# startx error; please help! [Solved]

## jojobobby

Hi,

I am having problems with my Dell Inspiron 4100 Laptop.

It has been running Gentoo smoothly for about six months, until, today it stopped responding to the toutchpad and built-in keyboard.

It responds enough for me to hit enter in grub to boot gentoo, but once it has started booting, I can't do anything.

It doesn't respond to PS2 keyboards or mice, but will respond to USB keyboards and mice.

I can log in, and do anything I want, so long as I use my USB mouse and keyboard.

I am using Genkernel, and I have enabled all keyboard and mouse options under --menuconfig all.

Right now I am trying

emerge --sync

compiling x11-libs/libdrm-2.0.2

Please help this is driving me insane!

Thanks,

JojobobbyLast edited by jojobobby on Fri Nov 10, 2006 5:09 am; edited 2 times in total

----------

## deno

I had similar or the same problem before with 2.6.16 kernel I think. Try hitting some keys like caps lock during boot time and see if that helps.

**DATA:**
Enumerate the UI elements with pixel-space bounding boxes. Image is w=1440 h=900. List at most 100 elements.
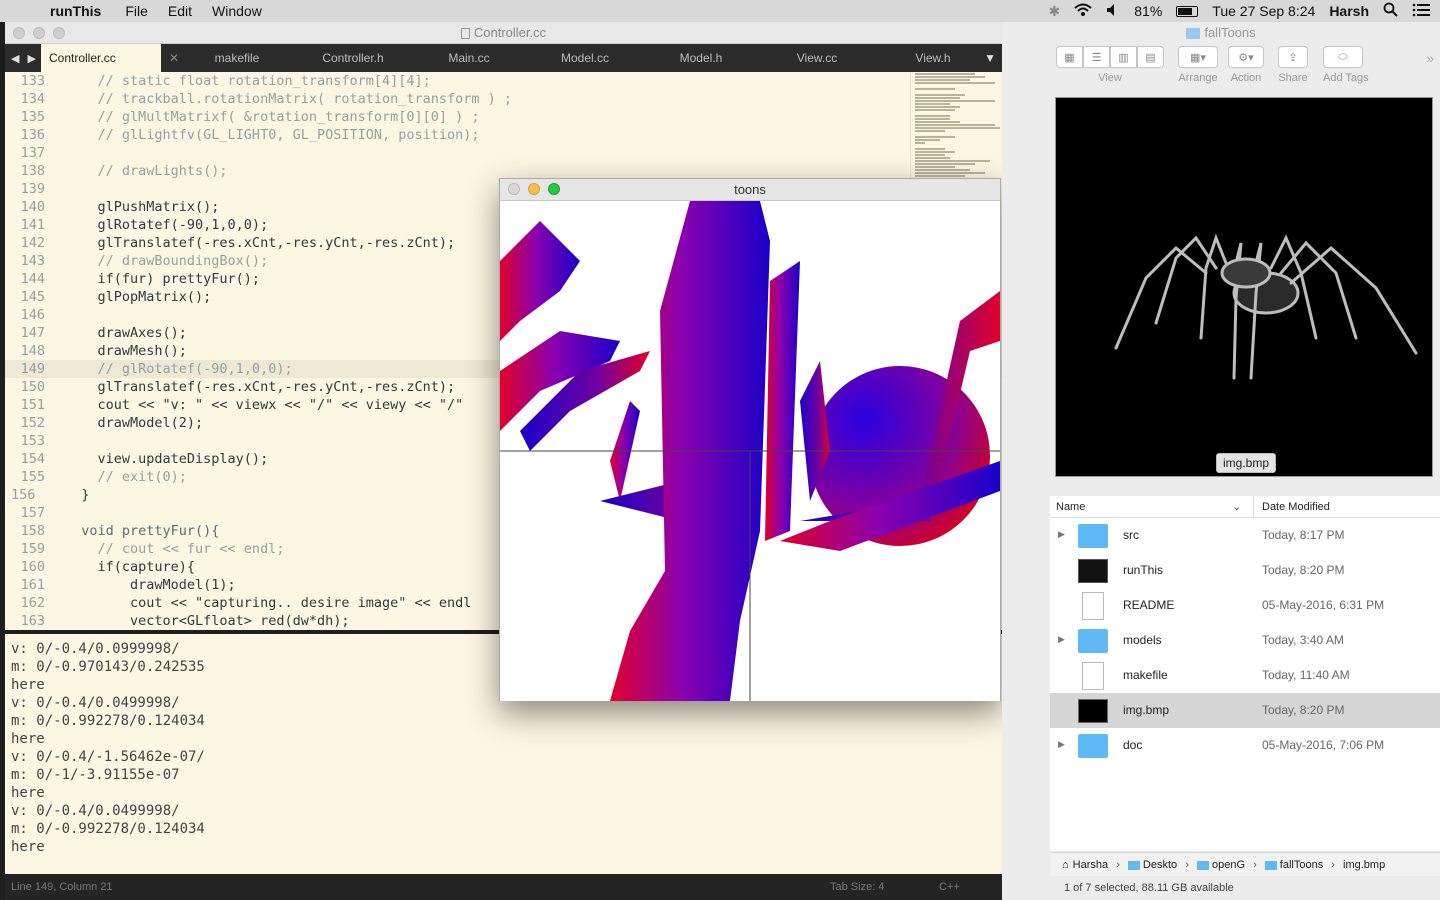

**SET OF TASKS:**
**a.** From the laptop input thread, print the passage that begins with the words containing "It responds enough" and ends with "mouse and keyboard.".
**b.** For the laptop input thread, decide whether each statement agrees with it. Answer yes or no, and quote the deciding words.
(i) The laptop had been running Gentoo for about six months before the problem began.
(ii) The laptop responds to PS2 keyboards and mice.
(iii) The poster uses Genkernel.
**c.** Using the laptop input thread, answer these questions:
(i) What model of laptop has the problem?
(ii) What package is being compiled during the sync?
(iii) Which key does the reply suggest pressing during boot?

**SOLUTIONS BELOW:**
**a.**
It responds enough for me to hit enter in grub to boot gentoo, but once it has started booting, I can't do anything.

It doesn't respond to PS2 keyboards or mice, but will respond to USB keyboards and mice.

I can log in, and do anything I want, so long as I use my USB mouse and keyboard.

**b.**
(i) Yes: "It has been running Gentoo smoothly for about six months"
(ii) No: "It doesn't respond to PS2 keyboards or mice"
(iii) Yes: "I am using Genkernel"

**c.**
(i) Dell Inspiron 4100
(ii) x11-libs/libdrm-2.0.2
(iii) Caps lock